**WRITTEN INSTRUCTION:** Print the listing as it stands, omitting all images.

**TASK INPUTS:**
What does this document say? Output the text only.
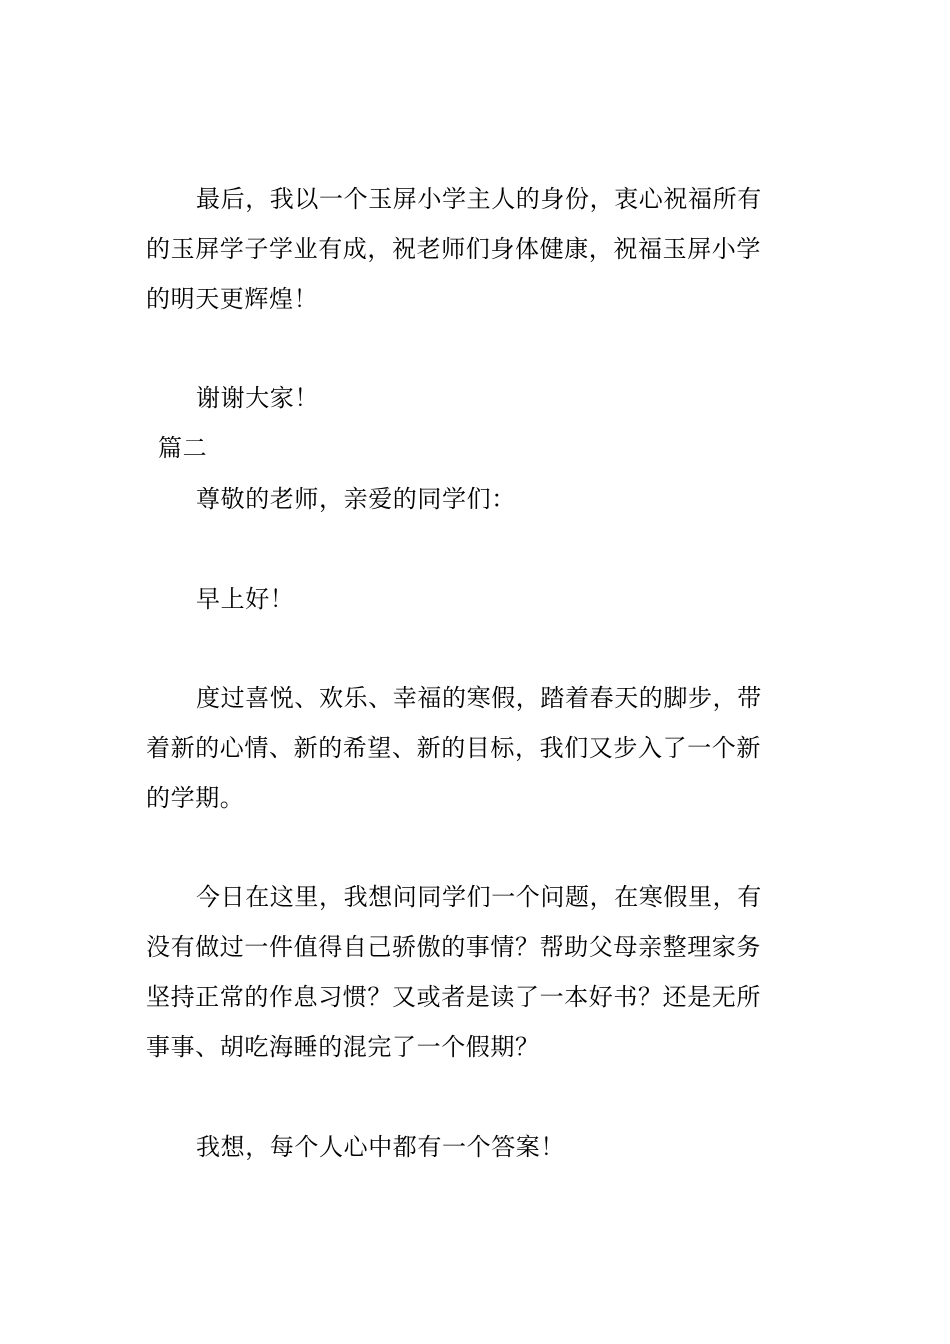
最后，我以一个玉屏小学主人的身份，衷心祝福所有

的玉屏学子学业有成，祝老师们身体健康，祝福玉屏小学

的明天更辉煌！

谢谢大家！

篇二

尊敬的老师，亲爱的同学们：

早上好！

度过喜悦、欢乐、幸福的寒假，踏着春天的脚步，带

着新的心情、新的希望、新的目标，我们又步入了一个新

的学期。

今日在这里，我想问同学们一个问题，在寒假里，有

没有做过一件值得自己骄傲的事情？帮助父母亲整理家务

坚持正常的作息习惯？又或者是读了一本好书？还是无所

事事、胡吃海睡的混完了一个假期？

我想，每个人心中都有一个答案！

**REPLY TO THE TASK:**
What does this document say? Output the text only.
最后，我以一个玉屏小学主人的身份，衷心祝福所有

的玉屏学子学业有成，祝老师们身体健康，祝福玉屏小学

的明天更辉煌！

谢谢大家！

篇二

尊敬的老师，亲爱的同学们：

早上好！

度过喜悦、欢乐、幸福的寒假，踏着春天的脚步，带

着新的心情、新的希望、新的目标，我们又步入了一个新

的学期。

今日在这里，我想问同学们一个问题，在寒假里，有

没有做过一件值得自己骄傲的事情？帮助父母亲整理家务

坚持正常的作息习惯？又或者是读了一本好书？还是无所

事事、胡吃海睡的混完了一个假期？

我想，每个人心中都有一个答案！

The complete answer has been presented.